Aim =
Retype the records below word for word and omit any image.

|---|

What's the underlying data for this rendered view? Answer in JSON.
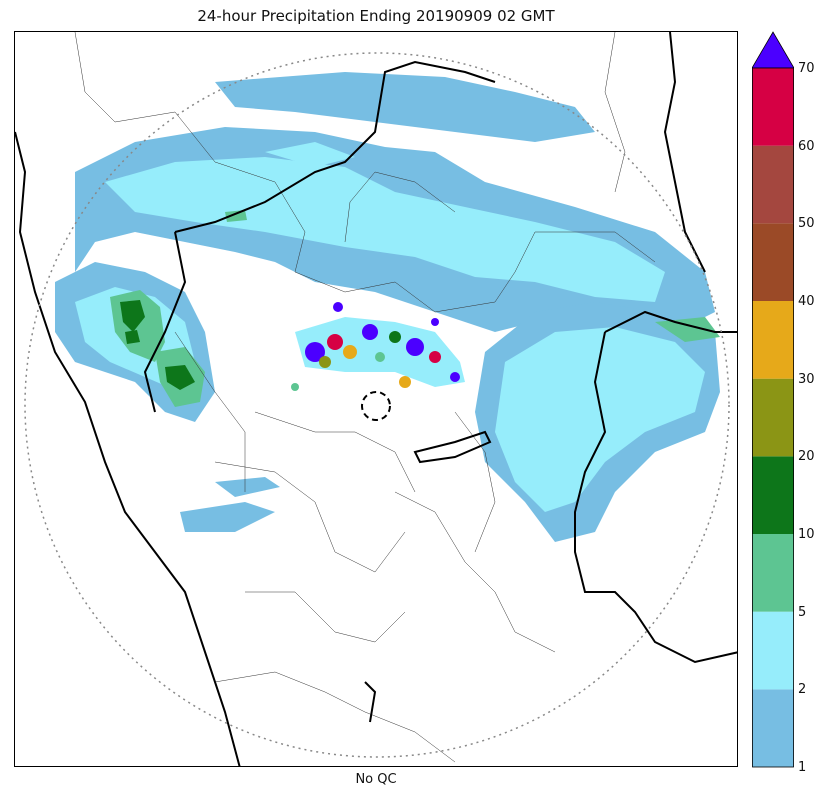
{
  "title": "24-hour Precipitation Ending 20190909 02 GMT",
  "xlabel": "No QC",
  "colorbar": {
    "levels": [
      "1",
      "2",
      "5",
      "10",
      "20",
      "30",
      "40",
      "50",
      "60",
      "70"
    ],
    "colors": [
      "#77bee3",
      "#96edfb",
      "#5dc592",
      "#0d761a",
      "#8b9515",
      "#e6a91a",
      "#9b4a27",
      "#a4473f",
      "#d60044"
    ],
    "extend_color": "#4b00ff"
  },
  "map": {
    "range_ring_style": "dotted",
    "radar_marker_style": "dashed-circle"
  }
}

|---|

Final result =
What's the underlying data for this rendered view? Answer in JSON.
{
  "title": "24-hour Precipitation Ending 20190909 02 GMT",
  "xlabel": "No QC",
  "colorbar": {
    "levels": [
      "1",
      "2",
      "5",
      "10",
      "20",
      "30",
      "40",
      "50",
      "60",
      "70"
    ],
    "colors": [
      "#77bee3",
      "#96edfb",
      "#5dc592",
      "#0d761a",
      "#8b9515",
      "#e6a91a",
      "#9b4a27",
      "#a4473f",
      "#d60044"
    ],
    "extend_color": "#4b00ff"
  },
  "map": {
    "range_ring_style": "dotted",
    "radar_marker_style": "dashed-circle"
  }
}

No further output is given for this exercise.